PROMPT => Find the lines holding the string "text" in the data, then copy all of them.
··· GIVEN DATA
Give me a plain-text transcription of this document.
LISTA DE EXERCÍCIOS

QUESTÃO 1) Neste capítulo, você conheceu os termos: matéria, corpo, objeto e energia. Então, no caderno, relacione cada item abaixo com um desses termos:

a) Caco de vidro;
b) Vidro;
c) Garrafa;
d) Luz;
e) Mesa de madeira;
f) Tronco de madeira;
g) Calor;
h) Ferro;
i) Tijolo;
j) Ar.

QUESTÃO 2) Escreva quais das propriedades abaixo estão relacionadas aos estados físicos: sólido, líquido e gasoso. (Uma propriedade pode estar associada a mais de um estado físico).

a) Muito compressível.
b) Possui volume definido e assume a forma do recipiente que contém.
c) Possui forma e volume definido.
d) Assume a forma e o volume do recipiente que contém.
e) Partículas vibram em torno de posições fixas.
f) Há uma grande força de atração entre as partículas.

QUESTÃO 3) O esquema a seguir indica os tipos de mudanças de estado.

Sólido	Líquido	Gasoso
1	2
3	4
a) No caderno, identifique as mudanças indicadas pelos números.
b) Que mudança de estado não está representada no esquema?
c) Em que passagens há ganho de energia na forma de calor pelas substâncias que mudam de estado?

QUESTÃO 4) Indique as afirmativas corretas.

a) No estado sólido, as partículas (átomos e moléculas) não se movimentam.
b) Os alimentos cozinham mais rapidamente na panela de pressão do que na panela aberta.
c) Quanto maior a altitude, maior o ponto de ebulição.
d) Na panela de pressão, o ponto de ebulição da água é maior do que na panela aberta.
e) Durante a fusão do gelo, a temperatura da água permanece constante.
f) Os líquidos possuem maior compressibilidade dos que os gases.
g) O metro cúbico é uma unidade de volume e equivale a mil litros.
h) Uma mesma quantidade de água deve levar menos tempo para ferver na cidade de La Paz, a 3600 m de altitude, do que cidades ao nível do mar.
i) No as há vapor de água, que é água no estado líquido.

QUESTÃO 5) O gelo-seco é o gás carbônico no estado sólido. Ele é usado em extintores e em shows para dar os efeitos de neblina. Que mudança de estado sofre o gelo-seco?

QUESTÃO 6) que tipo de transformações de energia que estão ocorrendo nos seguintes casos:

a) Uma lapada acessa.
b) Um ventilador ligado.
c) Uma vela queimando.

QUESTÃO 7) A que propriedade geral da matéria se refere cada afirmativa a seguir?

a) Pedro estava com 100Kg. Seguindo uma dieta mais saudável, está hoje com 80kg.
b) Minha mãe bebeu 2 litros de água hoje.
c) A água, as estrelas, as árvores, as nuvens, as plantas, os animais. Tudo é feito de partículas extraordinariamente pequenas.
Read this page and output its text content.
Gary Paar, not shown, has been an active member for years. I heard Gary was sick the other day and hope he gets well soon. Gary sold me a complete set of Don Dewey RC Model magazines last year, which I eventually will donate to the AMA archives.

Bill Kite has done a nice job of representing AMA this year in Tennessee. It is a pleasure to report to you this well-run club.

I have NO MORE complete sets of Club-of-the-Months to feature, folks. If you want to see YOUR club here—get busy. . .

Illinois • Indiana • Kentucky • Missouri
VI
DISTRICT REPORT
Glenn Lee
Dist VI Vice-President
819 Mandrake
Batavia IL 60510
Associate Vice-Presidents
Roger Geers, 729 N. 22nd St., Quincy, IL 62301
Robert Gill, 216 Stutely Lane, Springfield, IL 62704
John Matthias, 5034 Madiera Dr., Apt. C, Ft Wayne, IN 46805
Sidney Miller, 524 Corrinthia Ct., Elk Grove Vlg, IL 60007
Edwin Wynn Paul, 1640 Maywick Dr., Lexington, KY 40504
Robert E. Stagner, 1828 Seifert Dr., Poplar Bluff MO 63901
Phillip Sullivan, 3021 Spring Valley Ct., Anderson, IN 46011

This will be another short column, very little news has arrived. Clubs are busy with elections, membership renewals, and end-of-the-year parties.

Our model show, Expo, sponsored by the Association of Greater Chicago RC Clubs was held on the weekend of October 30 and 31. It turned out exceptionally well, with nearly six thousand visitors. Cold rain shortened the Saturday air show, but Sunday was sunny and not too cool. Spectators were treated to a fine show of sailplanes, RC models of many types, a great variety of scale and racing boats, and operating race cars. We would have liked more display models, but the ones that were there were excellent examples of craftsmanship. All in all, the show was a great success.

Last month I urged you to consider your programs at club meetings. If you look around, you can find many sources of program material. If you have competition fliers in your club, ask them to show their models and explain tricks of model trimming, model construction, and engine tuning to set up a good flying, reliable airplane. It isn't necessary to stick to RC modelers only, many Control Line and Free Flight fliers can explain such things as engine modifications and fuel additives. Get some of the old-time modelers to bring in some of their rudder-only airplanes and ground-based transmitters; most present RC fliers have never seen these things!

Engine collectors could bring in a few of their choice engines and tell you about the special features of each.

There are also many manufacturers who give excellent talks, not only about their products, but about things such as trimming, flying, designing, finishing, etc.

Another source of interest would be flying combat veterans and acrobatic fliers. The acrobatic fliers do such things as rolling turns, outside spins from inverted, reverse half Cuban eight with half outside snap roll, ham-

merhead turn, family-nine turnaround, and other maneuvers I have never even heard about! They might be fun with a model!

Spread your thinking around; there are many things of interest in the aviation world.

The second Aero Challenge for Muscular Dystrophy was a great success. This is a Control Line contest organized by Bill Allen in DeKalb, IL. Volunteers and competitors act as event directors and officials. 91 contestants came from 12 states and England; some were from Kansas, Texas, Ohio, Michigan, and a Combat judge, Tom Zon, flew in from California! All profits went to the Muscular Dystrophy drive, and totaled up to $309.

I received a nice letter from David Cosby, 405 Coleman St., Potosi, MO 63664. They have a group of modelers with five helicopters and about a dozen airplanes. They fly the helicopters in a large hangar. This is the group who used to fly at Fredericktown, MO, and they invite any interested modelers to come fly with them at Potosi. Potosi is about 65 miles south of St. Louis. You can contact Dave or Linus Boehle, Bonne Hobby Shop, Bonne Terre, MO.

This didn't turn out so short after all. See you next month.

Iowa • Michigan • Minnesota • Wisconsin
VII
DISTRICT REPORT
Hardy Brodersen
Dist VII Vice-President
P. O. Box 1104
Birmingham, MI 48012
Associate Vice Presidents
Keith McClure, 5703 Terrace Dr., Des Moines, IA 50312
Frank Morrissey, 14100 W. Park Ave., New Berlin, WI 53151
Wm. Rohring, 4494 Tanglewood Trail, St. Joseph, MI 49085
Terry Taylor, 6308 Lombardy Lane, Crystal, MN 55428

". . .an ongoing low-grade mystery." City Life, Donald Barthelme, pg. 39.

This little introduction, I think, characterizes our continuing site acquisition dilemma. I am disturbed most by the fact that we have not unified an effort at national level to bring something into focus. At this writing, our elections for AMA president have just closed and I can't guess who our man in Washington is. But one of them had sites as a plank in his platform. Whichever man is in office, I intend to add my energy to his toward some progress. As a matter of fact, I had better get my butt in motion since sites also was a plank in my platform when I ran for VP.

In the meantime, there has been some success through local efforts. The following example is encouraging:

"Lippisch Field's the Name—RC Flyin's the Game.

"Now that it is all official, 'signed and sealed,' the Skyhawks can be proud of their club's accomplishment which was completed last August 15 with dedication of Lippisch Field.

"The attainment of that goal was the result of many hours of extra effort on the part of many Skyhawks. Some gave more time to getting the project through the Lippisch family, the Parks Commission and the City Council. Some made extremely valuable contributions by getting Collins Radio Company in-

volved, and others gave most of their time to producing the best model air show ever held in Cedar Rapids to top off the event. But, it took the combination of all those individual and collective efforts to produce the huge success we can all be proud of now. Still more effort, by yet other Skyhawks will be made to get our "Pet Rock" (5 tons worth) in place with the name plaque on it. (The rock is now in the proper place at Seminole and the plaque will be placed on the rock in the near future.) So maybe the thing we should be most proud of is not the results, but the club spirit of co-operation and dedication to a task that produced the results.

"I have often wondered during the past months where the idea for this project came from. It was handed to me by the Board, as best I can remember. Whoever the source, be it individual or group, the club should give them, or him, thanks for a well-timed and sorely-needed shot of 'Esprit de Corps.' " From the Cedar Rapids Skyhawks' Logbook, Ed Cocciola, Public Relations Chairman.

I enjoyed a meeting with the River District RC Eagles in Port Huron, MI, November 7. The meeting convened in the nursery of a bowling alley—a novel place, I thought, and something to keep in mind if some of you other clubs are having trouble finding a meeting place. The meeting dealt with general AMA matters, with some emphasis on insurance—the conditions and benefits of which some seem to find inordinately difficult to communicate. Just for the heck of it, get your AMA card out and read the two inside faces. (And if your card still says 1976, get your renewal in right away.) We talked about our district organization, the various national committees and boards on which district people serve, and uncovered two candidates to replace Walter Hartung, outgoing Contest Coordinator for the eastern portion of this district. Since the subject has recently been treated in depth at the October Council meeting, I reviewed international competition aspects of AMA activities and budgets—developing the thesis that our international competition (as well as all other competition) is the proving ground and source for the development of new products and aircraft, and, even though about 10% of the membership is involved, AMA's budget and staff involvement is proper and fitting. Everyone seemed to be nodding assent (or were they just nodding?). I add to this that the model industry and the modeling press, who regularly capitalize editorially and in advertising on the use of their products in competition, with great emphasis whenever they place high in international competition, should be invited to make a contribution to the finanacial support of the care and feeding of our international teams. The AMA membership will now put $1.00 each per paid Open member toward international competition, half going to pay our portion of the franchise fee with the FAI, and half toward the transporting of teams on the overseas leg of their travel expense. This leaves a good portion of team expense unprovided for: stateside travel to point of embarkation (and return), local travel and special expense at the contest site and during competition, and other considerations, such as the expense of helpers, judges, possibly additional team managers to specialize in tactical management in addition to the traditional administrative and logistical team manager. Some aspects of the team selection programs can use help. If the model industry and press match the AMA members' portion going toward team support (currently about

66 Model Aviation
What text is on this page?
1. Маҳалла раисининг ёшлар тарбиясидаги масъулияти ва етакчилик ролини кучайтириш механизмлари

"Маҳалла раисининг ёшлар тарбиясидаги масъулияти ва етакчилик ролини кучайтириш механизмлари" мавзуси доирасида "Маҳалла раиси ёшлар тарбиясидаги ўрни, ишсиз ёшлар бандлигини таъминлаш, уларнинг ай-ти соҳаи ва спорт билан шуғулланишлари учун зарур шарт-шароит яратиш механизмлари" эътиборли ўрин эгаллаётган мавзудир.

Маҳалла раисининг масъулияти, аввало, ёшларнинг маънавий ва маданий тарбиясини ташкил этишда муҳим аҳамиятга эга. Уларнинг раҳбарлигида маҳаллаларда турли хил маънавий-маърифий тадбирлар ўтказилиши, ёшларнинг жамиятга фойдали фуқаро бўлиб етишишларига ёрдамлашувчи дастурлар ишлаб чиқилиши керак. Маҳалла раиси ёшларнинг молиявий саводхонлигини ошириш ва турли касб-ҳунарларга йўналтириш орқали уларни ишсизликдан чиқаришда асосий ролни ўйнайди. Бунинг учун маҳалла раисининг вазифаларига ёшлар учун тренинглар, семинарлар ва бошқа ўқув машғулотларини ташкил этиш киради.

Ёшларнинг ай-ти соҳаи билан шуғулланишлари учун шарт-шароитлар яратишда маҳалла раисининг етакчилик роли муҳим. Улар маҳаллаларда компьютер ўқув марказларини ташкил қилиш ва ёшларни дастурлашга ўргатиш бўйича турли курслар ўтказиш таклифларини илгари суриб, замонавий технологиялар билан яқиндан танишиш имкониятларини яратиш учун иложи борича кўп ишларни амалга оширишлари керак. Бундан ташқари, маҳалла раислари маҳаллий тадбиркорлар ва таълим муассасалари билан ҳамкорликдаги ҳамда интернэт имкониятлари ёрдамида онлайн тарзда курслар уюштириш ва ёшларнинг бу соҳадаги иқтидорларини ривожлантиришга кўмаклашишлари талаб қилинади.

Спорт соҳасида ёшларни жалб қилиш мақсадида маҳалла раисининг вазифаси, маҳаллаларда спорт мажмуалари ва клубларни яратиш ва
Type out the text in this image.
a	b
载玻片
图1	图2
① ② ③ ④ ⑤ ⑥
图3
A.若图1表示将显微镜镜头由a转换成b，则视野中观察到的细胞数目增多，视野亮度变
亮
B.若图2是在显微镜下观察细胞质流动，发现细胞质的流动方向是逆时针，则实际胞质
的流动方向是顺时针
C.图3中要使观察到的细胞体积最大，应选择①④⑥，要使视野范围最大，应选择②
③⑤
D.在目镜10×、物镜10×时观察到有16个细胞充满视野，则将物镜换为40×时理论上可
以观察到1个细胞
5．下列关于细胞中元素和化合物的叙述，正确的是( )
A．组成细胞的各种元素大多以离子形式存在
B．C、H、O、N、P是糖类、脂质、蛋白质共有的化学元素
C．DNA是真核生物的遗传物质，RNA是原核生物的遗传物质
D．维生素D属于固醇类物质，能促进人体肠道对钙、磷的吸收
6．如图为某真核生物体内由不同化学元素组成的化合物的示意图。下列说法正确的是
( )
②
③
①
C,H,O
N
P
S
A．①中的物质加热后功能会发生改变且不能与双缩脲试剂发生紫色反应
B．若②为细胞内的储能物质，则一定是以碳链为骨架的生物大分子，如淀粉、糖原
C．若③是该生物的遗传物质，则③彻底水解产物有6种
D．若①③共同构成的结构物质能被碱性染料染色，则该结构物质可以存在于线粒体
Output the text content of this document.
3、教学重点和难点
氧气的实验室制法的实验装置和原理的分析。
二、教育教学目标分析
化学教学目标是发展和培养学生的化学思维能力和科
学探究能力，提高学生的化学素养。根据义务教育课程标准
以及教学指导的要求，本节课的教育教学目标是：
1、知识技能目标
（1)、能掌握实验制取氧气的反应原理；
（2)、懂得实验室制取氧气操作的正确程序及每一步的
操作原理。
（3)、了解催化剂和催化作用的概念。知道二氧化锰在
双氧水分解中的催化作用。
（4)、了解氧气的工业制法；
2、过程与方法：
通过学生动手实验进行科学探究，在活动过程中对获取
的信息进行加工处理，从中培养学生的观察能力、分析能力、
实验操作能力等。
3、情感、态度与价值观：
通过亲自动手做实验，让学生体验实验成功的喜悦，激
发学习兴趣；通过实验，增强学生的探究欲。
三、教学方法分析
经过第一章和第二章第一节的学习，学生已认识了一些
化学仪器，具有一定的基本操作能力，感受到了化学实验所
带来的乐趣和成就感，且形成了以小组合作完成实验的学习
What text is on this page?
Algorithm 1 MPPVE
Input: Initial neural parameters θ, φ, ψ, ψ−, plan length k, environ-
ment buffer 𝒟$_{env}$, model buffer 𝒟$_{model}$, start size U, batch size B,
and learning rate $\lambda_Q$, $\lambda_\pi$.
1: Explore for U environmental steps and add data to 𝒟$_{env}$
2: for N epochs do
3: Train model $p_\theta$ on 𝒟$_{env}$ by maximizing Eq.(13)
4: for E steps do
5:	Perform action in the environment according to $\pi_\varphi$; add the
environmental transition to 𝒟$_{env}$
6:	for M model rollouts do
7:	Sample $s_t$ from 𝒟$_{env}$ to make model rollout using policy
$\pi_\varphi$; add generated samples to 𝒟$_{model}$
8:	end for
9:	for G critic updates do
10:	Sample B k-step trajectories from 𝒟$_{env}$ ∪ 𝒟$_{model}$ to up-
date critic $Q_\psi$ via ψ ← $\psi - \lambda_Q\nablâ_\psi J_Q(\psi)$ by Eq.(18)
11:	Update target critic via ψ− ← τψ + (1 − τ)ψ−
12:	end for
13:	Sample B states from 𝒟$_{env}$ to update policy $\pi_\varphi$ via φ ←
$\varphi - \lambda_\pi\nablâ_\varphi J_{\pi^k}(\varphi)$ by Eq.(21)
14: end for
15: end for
······
CORRECT RESPONSE =>
Give me a plain-text transcription of this document.
Read this page and output its text content.
What text is on this page?
Type out the text in this image.
Output the text content of this document.
What text is on this page?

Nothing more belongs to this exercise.